VOTRE TRAVAIL:
a) Traduisez en anglais cette phrase du texte sur le nouveau gouvernement mauricien : « Le nouveau Premier ministre, Paul Bérenger, a ensuite prêté serment à la salle Vaghjee, à Port-Louis, dans l’après-midi. »
b) Prolongez le texte sur le nouveau gouvernement mauricien au-delà de sa dernière phrase.

TEXTE SOURCE:
==*==

Anerood Jugnauth a dit qu’il laisse le pays entre de bonnes mains « car M. Bérenger est un homme de conviction » qui « mérite pleinement de diriger notre pays vers plus de prospérité ».
Après son discours, le Premier ministre sortant s’est rendu à la Présidence pour remettre sa lettre de démission au président de la République, avant de démissionner comme parlementaire. Le nouveau Premier ministre, Paul Bérenger, a ensuite prêté serment à la salle Vaghjee, à Port-Louis, dans l’après-midi. Une cérémonie historique pour le peuple mauricien.

La liste des ministres du nouveau gouvernement mauricien
- Vice-Premier ministre, ministre des Finances et de l’Agriculture : Pravind Kumar Jugnauth.

- Ministre de l’Industrie et du Commerce international : Jayakrishna Cuttaree.

- Ministre des Administrations régionales, de Rodrigues et du Logement et des Terres : Georges Pierre Lesjongard.

==*==

LIGNES FOURNIES:
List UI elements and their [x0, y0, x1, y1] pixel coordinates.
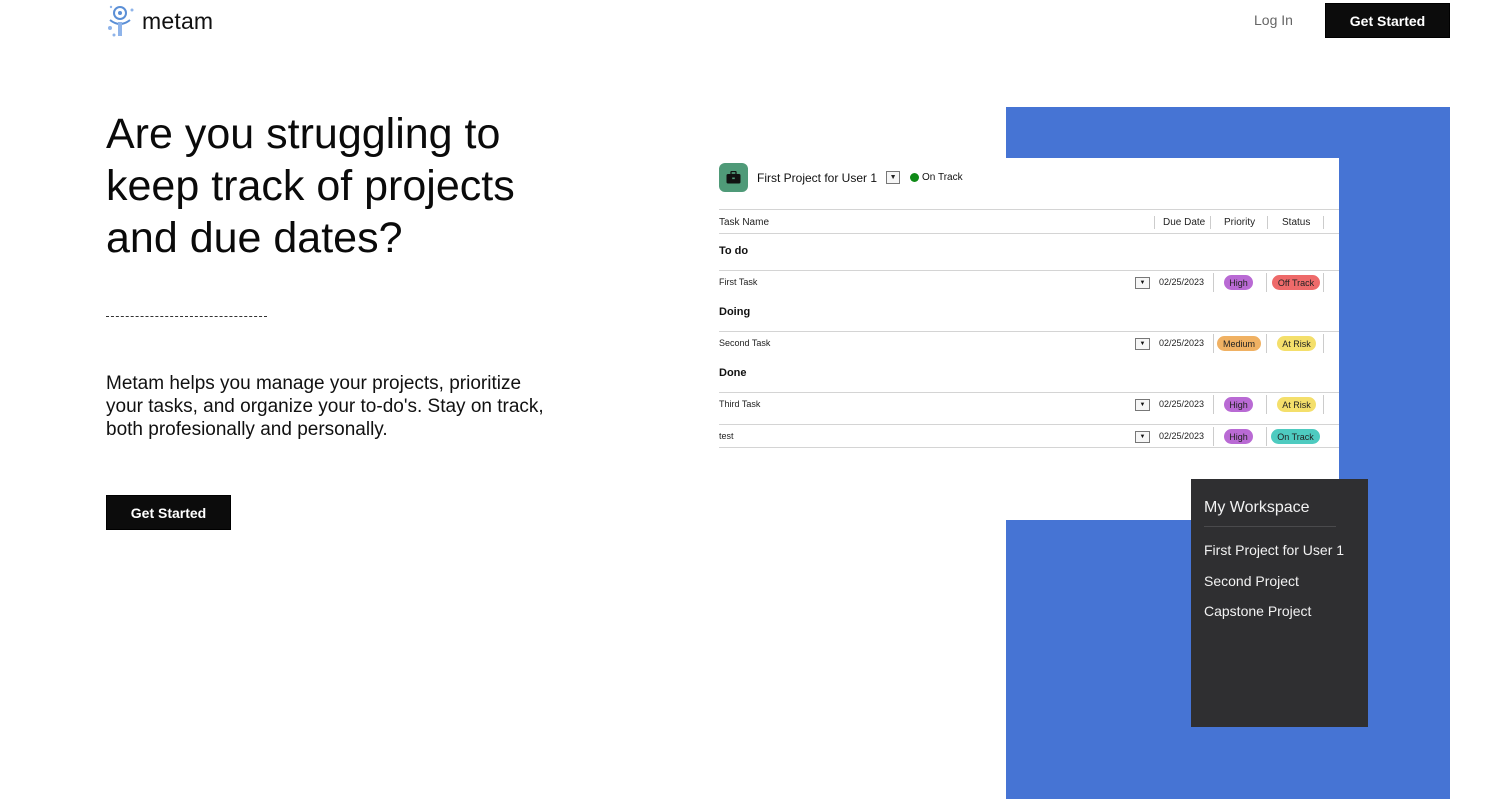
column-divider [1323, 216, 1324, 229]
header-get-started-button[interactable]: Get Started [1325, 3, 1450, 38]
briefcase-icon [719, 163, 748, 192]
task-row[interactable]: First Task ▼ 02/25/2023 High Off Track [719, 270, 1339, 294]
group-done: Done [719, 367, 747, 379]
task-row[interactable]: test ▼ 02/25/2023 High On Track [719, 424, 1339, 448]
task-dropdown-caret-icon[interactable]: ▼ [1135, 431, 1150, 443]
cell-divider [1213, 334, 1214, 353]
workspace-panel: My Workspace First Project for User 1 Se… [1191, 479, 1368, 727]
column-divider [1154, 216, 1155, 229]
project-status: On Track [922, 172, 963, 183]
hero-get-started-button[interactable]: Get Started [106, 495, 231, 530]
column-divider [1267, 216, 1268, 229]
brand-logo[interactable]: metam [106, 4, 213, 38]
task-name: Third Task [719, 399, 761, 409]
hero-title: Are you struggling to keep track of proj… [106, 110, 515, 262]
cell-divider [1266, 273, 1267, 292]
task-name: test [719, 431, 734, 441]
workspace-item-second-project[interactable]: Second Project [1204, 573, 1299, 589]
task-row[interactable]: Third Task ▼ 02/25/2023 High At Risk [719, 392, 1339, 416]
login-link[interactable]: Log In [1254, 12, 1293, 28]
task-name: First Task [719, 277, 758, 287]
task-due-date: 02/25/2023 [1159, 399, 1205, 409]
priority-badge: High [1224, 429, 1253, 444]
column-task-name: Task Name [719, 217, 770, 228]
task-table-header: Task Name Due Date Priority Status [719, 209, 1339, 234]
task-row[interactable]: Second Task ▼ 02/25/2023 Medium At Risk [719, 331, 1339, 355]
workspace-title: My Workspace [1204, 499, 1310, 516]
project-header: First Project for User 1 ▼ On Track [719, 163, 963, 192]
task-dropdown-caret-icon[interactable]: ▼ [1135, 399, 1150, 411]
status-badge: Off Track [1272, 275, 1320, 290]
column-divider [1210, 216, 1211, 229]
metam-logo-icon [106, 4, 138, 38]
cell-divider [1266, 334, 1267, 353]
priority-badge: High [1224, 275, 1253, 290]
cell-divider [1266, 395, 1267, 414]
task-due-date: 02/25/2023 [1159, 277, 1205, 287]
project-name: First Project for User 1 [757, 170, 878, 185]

==*==

RÉSULTATS OBTENUS:
a) The new Prime Minister, Paul Bérenger, then took the oath of office at the Salle Vaghjee in Port-Louis in the afternoon.

b)
- Ministre de la Sécurité sociale, du Bien-être des personnes âgées et des Institutions réformatrices : Samioullah Lauthan.

- Ministre des Utilités publiques : Alan Ganoo.

- Ministre du Tourisme et des Loisirs : Nandcoomar Bodha.

- Ministre de l’Environnement : Rajesh Bhagwan.

- Ministre des Infrastructures publiques, du Transport interne : Anil Kumar Baichoo.

- Ministre de la Fonction publique et des Réformes administratives : Ahmad Jeewah.

- Ministre du Travail et des Relations industrielles : Showkatally Soodhun.

- Ministre des Droits de la Femme, des Enfants et du Développement de la Famille : Arianne Navarre-Marie.

- Ministre des Affaires étrangères et de la Coopération régionale : Anil Kumar Gayan.

- Ministre de l’Éducation et de la Recherche scientifique : Steven Obeegadoo.

- Ministre de la Santé et de la Qualité de la Vie : Ashok Kumar Jugnauth.

- Ministre des Arts et de la Culture : Motee Ramdass.

- Ministre de la Pêche : Louis Sylvio Michel.

- Ministre du Développement économique, Services financiers et des Affaires corporatives : Khushalchand Khushiram.

- Ministre du Commerce et des Coopératives : Premdut Koonjoo.

- Ministre des Télécommunications et de l’Informatique : Deelchand Jeeha.

- Ministre de la Justice et des Droits humains : Emmanuel Jean Leung Shing.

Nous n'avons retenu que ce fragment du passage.